**** SUPPLIED MATERIAL ****

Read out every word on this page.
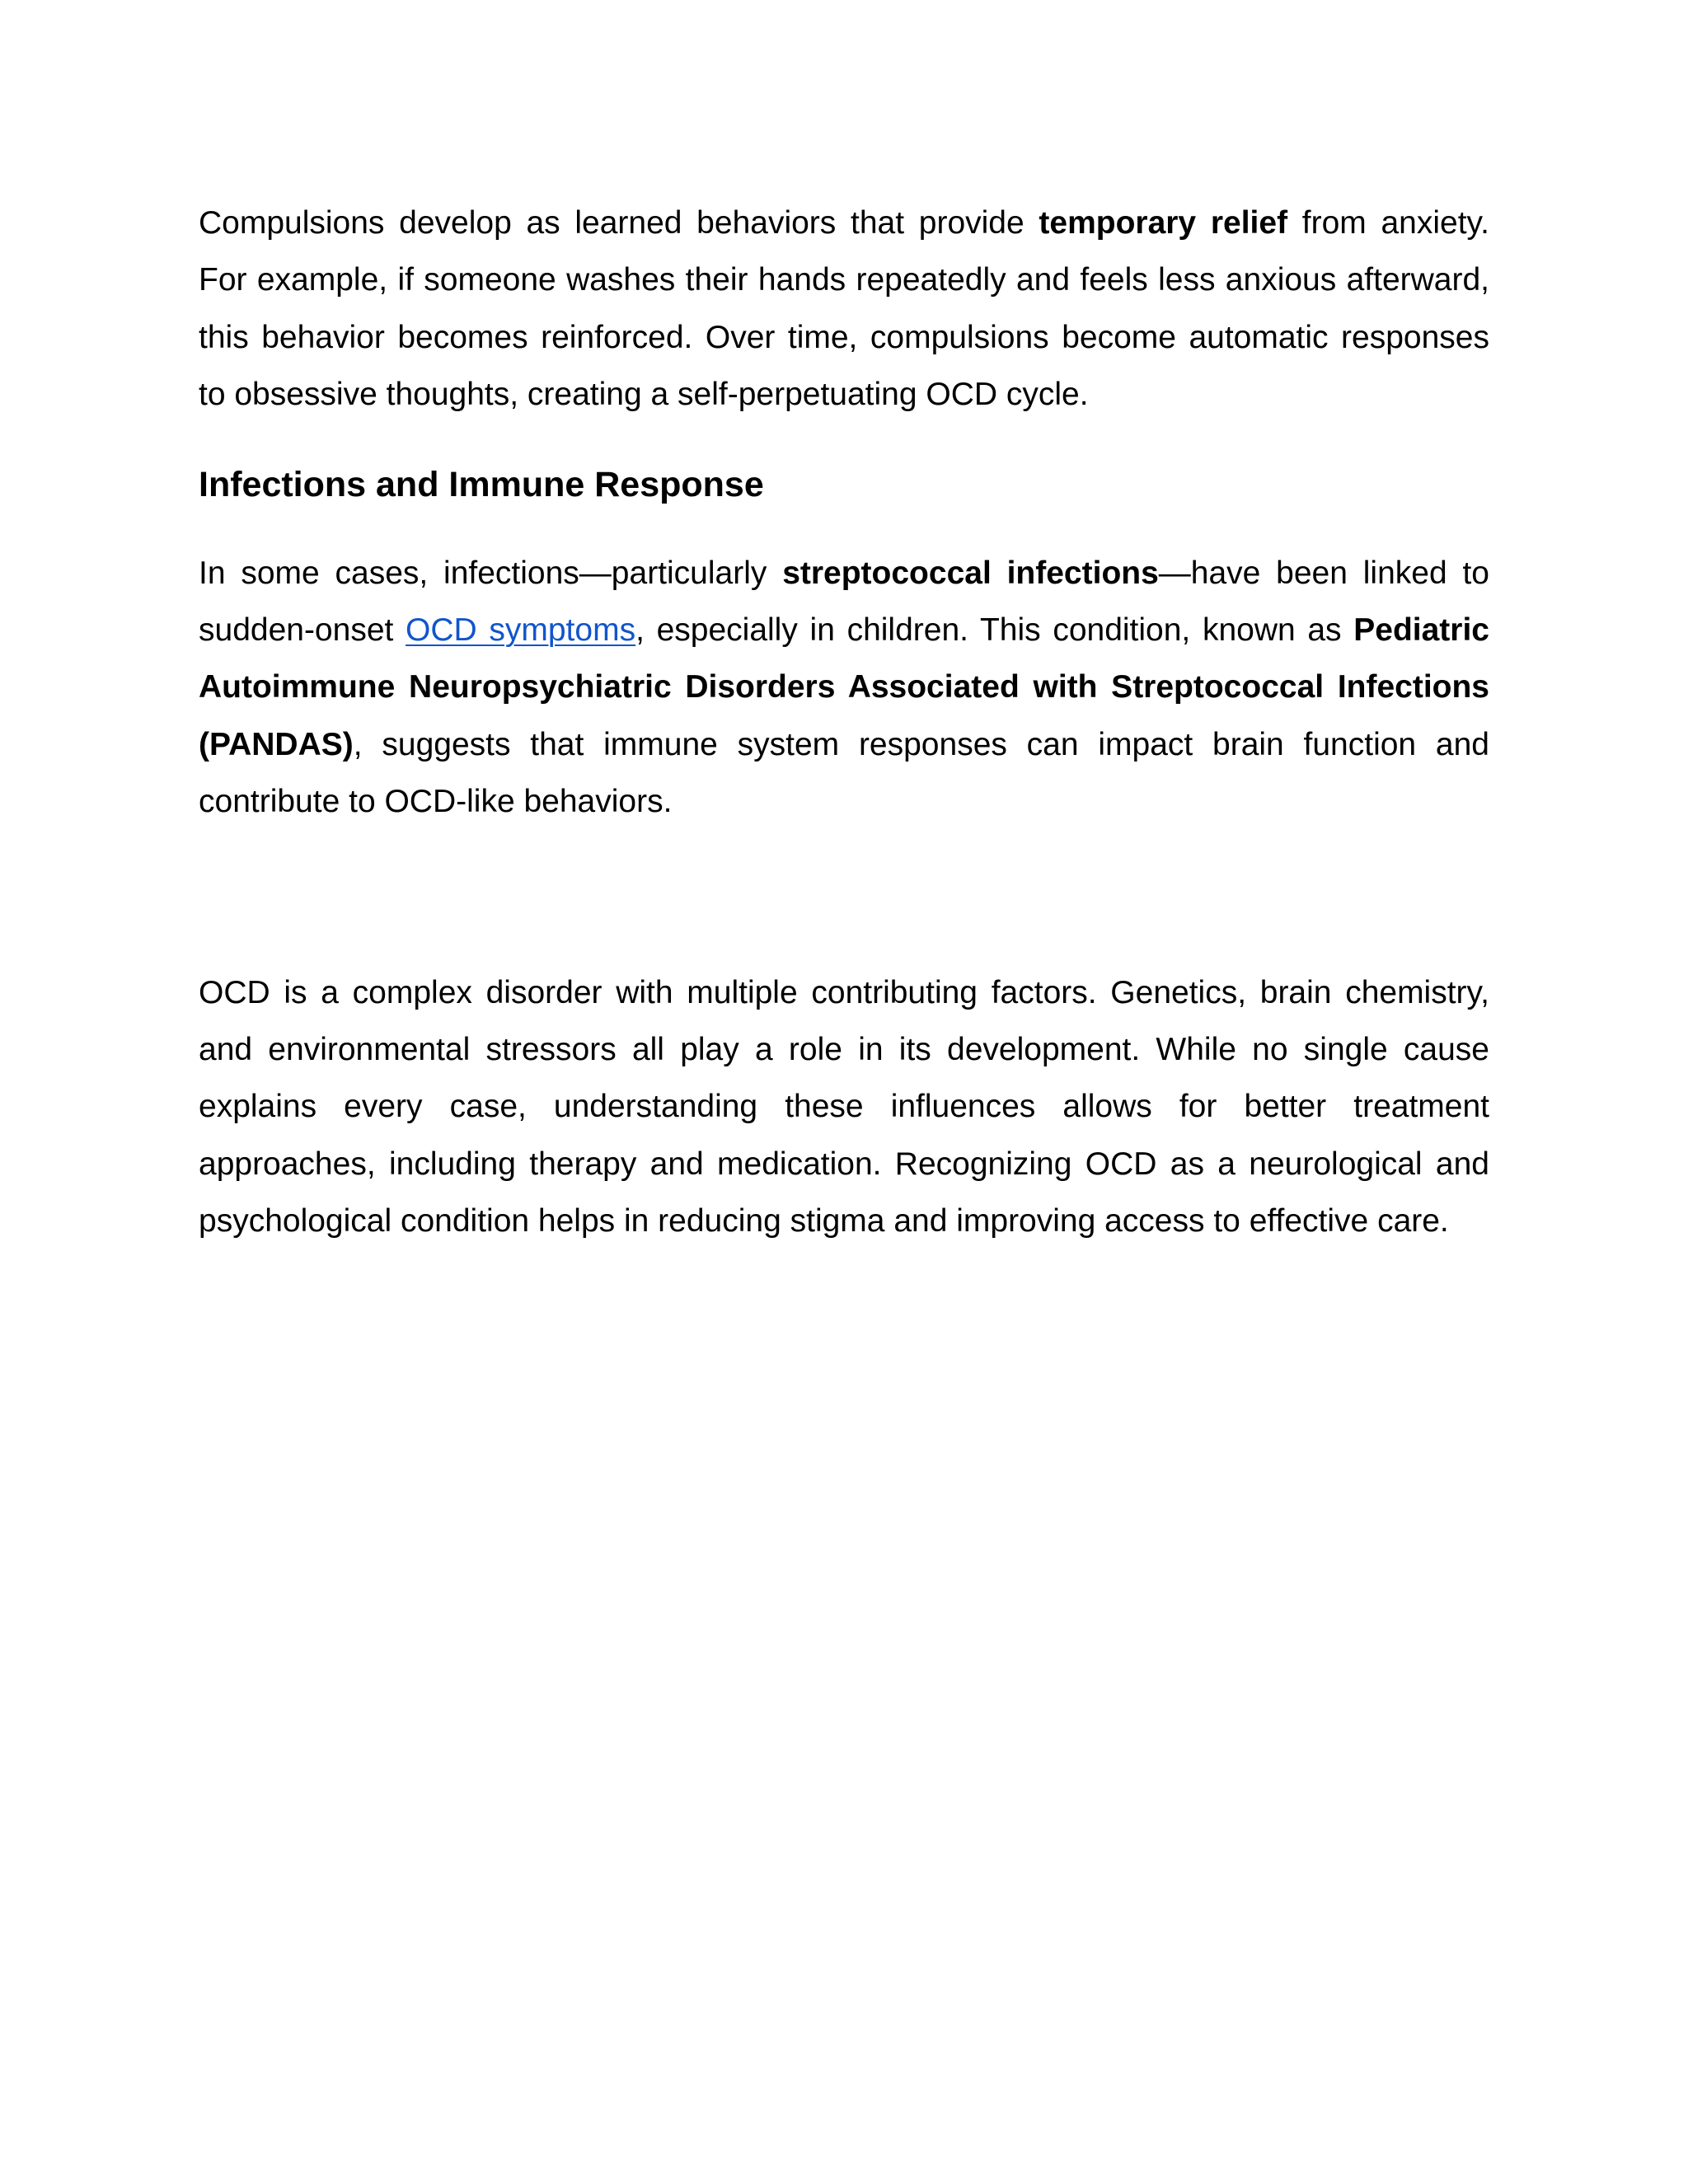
Compulsions develop as learned behaviors that provide temporary relief from anxiety. For example, if someone washes their hands repeatedly and feels less anxious afterward, this behavior becomes reinforced. Over time, compulsions become automatic responses to obsessive thoughts, creating a self-perpetuating OCD cycle.

Infections and Immune Response

In some cases, infections—particularly streptococcal infections—have been linked to sudden-onset OCD symptoms, especially in children. This condition, known as Pediatric Autoimmune Neuropsychiatric Disorders Associated with Streptococcal Infections (PANDAS), suggests that immune system responses can impact brain function and contribute to OCD-like behaviors.

OCD is a complex disorder with multiple contributing factors. Genetics, brain chemistry, and environmental stressors all play a role in its development. While no single cause explains every case, understanding these influences allows for better treatment approaches, including therapy and medication. Recognizing OCD as a neurological and psychological condition helps in reducing stigma and improving access to effective care.
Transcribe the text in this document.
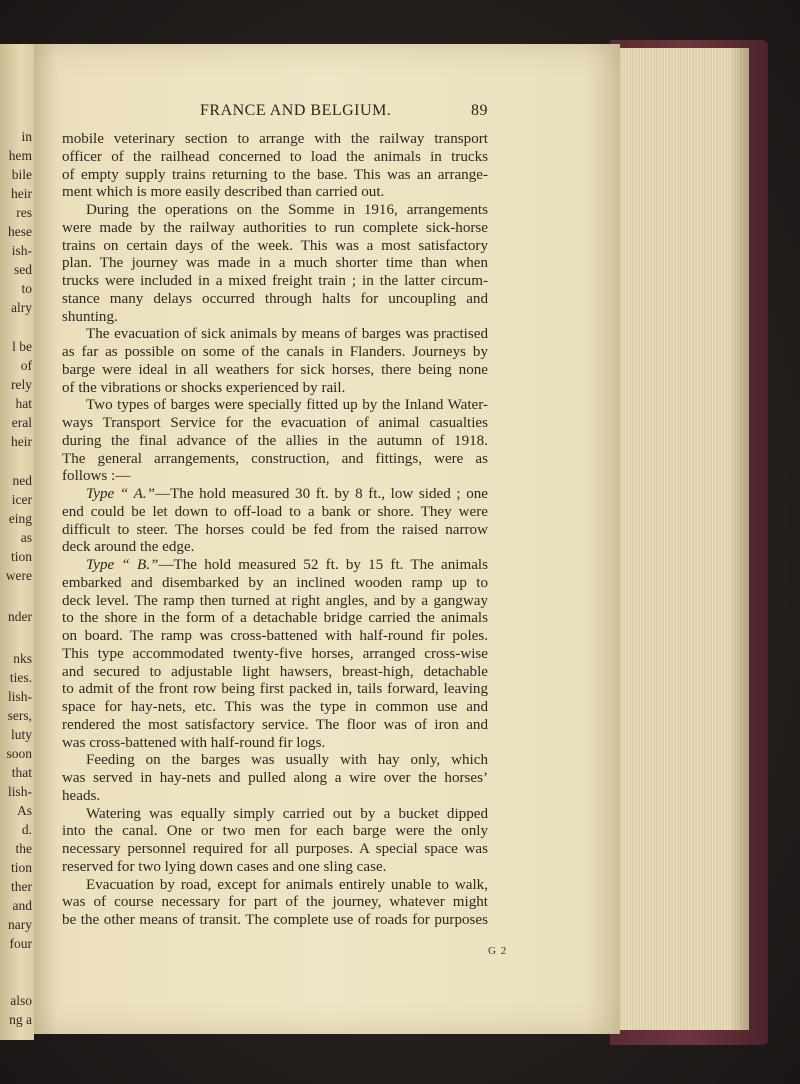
in
hem
bile
heir
res
hese
ish-
sed
to
alry
l be
of
rely
hat
eral
heir
ned
icer
eing
as
tion
were
nder
nks
ties.
lish-
sers,
luty
soon
that
lish-
As
d.
the
tion
ther
and
nary
four
also
ng a
FRANCE AND BELGIUM.	89
mobile veterinary section to arrange with the railway transport
officer of the railhead concerned to load the animals in trucks
of empty supply trains returning to the base. This was an arrange-
ment which is more easily described than carried out.
During the operations on the Somme in 1916, arrangements
were made by the railway authorities to run complete sick-horse
trains on certain days of the week. This was a most satisfactory
plan. The journey was made in a much shorter time than when
trucks were included in a mixed freight train ; in the latter circum-
stance many delays occurred through halts for uncoupling and
shunting.
The evacuation of sick animals by means of barges was practised
as far as possible on some of the canals in Flanders. Journeys by
barge were ideal in all weathers for sick horses, there being none
of the vibrations or shocks experienced by rail.
Two types of barges were specially fitted up by the Inland Water-
ways Transport Service for the evacuation of animal casualties
during the final advance of the allies in the autumn of 1918.
The general arrangements, construction, and fittings, were as
follows :—
Type “ A.”—The hold measured 30 ft. by 8 ft., low sided ; one
end could be let down to off-load to a bank or shore. They were
difficult to steer. The horses could be fed from the raised narrow
deck around the edge.
Type “ B.”—The hold measured 52 ft. by 15 ft. The animals
embarked and disembarked by an inclined wooden ramp up to
deck level. The ramp then turned at right angles, and by a gangway
to the shore in the form of a detachable bridge carried the animals
on board. The ramp was cross-battened with half-round fir poles.
This type accommodated twenty-five horses, arranged cross-wise
and secured to adjustable light hawsers, breast-high, detachable
to admit of the front row being first packed in, tails forward, leaving
space for hay-nets, etc. This was the type in common use and
rendered the most satisfactory service. The floor was of iron and
was cross-battened with half-round fir logs.
Feeding on the barges was usually with hay only, which
was served in hay-nets and pulled along a wire over the horses’
heads.
Watering was equally simply carried out by a bucket dipped
into the canal. One or two men for each barge were the only
necessary personnel required for all purposes. A special space was
reserved for two lying down cases and one sling case.
Evacuation by road, except for animals entirely unable to walk,
was of course necessary for part of the journey, whatever might
be the other means of transit. The complete use of roads for purposes
G 2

****

■ **PROBLEM TO WORK ON**
Pull every line containing "horses" out of the data above.

■ **FINAL RESULT**
barge were ideal in all weathers for sick horses, there being none
difficult to steer. The horses could be fed from the raised narrow
This type accommodated twenty-five horses, arranged cross-wise
was served in hay-nets and pulled along a wire over the horses’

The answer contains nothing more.